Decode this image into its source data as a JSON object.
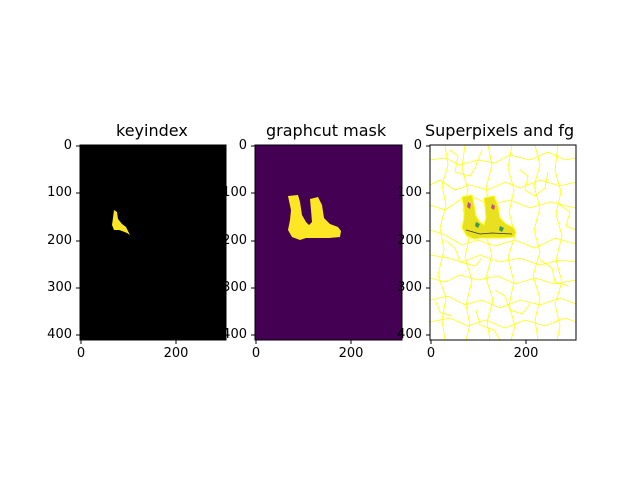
{
  "panels": [
    {
      "title": "keyindex",
      "yticks": [
        "0",
        "100",
        "200",
        "300",
        "400"
      ],
      "xticks": [
        "0",
        "200"
      ],
      "background_color": "#000000",
      "mask_color": "#fde725"
    },
    {
      "title": "graphcut mask",
      "yticks": [
        "0",
        "100",
        "200",
        "300",
        "400"
      ],
      "xticks": [
        "0",
        "200"
      ],
      "background_color": "#440154",
      "mask_color": "#fde725"
    },
    {
      "title": "Superpixels and fg",
      "yticks": [
        "0",
        "100",
        "200",
        "300",
        "400"
      ],
      "xticks": [
        "0",
        "200"
      ],
      "background_color": "#ffffff",
      "boundary_color": "#ffff00",
      "fg_color": "#e8e020"
    }
  ]
}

Do this:
Copy each line in full and exactly, omitting any picture.

Answer to the problem:
Decode this image into its source data as a JSON object.
{
  "panels": [
    {
      "title": "keyindex",
      "yticks": [
        "0",
        "100",
        "200",
        "300",
        "400"
      ],
      "xticks": [
        "0",
        "200"
      ],
      "background_color": "#000000",
      "mask_color": "#fde725"
    },
    {
      "title": "graphcut mask",
      "yticks": [
        "0",
        "100",
        "200",
        "300",
        "400"
      ],
      "xticks": [
        "0",
        "200"
      ],
      "background_color": "#440154",
      "mask_color": "#fde725"
    },
    {
      "title": "Superpixels and fg",
      "yticks": [
        "0",
        "100",
        "200",
        "300",
        "400"
      ],
      "xticks": [
        "0",
        "200"
      ],
      "background_color": "#ffffff",
      "boundary_color": "#ffff00",
      "fg_color": "#e8e020"
    }
  ]
}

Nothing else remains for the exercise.